» **Request**
Copy out each line in the material below that has the word "economía".

» **Record extracts**
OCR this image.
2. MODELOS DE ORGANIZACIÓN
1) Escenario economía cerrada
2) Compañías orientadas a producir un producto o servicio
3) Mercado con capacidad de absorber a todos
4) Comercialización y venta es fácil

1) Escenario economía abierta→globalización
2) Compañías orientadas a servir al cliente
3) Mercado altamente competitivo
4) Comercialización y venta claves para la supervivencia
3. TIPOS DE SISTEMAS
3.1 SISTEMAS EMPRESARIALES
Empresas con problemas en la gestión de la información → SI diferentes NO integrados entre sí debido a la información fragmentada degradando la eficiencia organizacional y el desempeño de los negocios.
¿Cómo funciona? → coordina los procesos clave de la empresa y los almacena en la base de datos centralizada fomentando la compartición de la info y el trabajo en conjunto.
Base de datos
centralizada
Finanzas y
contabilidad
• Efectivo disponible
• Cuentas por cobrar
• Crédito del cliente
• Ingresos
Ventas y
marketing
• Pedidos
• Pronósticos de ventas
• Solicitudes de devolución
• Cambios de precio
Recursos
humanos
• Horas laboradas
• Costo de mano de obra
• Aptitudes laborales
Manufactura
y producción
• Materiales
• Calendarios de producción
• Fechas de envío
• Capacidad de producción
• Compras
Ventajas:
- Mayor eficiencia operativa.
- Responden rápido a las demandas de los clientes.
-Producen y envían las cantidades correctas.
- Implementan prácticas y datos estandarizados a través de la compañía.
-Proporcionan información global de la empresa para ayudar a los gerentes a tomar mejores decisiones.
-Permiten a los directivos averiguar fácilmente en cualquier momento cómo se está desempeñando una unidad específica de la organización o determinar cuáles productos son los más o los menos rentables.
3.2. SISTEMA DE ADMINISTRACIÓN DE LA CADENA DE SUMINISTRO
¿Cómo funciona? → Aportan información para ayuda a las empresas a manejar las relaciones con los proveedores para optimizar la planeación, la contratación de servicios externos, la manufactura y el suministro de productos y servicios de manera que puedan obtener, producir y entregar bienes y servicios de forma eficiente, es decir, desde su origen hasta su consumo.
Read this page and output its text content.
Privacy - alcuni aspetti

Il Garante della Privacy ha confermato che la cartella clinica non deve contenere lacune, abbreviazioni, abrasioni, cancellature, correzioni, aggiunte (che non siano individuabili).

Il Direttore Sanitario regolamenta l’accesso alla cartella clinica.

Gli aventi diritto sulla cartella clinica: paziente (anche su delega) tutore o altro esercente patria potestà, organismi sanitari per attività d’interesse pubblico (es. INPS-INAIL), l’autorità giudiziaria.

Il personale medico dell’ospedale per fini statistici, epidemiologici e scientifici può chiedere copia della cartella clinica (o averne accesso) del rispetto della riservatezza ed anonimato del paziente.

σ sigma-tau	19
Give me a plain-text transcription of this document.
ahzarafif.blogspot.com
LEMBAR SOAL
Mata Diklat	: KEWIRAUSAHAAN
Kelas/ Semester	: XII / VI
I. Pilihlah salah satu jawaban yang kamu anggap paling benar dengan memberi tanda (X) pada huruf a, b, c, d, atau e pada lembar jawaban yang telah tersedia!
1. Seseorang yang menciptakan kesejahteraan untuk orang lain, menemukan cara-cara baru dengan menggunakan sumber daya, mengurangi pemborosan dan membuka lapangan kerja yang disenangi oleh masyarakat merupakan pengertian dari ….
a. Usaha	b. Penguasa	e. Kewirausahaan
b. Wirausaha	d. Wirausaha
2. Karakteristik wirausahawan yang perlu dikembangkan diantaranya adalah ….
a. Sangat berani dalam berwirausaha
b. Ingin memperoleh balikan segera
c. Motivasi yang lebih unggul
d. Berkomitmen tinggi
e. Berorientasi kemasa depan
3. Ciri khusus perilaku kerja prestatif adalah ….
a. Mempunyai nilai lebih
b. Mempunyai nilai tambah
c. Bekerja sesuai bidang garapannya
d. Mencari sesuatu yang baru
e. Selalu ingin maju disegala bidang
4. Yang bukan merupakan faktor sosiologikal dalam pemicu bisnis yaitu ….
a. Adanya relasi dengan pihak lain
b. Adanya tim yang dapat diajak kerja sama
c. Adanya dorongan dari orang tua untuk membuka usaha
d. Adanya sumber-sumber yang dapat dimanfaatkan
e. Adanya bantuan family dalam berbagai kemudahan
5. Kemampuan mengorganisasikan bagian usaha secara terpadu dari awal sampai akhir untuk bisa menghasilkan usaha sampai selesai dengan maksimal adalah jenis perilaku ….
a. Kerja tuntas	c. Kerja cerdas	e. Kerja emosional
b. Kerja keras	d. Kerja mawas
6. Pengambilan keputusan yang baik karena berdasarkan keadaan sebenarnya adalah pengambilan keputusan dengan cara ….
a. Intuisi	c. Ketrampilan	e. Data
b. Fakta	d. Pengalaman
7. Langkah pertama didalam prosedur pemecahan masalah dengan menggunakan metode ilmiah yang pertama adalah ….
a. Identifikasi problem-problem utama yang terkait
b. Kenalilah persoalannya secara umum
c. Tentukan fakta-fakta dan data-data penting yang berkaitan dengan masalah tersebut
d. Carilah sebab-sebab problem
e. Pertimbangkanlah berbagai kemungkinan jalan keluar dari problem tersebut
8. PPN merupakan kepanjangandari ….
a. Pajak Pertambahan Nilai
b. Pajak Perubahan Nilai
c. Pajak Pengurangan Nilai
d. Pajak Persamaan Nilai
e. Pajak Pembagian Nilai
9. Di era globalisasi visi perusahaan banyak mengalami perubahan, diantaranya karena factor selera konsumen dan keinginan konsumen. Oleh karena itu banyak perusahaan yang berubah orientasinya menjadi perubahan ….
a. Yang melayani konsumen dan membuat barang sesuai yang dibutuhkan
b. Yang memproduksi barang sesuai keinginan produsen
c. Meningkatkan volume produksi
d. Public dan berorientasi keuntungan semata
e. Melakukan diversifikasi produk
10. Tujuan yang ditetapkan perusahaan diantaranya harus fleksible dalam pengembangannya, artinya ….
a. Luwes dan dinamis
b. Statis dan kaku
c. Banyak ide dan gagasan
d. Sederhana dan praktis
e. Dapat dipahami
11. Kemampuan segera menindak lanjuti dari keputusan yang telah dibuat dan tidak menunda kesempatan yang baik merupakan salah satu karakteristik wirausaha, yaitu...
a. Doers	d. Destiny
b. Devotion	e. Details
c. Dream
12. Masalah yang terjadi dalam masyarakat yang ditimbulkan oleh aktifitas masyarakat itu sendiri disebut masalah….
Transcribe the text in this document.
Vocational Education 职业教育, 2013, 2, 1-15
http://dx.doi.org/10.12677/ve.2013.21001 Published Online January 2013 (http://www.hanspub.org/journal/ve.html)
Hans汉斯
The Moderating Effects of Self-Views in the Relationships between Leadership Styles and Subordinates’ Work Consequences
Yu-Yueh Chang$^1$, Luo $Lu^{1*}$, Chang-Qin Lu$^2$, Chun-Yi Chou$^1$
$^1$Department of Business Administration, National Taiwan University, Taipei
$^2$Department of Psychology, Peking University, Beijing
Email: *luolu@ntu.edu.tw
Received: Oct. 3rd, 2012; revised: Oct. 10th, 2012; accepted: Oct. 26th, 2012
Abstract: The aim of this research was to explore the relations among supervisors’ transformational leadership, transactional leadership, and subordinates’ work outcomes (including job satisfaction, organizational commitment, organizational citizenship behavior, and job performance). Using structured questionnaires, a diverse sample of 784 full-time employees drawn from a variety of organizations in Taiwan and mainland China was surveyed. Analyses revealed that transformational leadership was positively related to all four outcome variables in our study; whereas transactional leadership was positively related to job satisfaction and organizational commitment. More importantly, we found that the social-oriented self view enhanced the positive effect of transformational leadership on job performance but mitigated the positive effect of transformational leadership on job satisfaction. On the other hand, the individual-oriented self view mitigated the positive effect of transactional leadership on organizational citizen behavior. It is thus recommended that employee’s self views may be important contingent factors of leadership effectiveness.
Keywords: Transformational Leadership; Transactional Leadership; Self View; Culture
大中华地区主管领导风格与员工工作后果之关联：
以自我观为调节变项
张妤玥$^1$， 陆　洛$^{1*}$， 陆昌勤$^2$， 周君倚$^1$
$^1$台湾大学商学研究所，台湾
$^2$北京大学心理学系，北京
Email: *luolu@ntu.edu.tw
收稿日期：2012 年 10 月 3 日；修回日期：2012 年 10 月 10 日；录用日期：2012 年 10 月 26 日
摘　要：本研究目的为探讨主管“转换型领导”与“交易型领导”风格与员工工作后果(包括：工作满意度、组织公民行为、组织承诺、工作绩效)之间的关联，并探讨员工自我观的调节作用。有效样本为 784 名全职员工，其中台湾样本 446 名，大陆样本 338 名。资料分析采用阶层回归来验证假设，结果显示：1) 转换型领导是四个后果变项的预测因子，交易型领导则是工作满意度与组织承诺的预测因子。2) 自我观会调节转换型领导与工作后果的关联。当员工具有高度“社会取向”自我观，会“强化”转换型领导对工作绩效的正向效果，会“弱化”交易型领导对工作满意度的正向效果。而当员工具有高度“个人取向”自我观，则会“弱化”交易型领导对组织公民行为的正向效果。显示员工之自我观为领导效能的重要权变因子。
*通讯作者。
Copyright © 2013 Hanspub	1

» **Task solution**
1) Escenario economía cerrada
1) Escenario economía abierta→globalización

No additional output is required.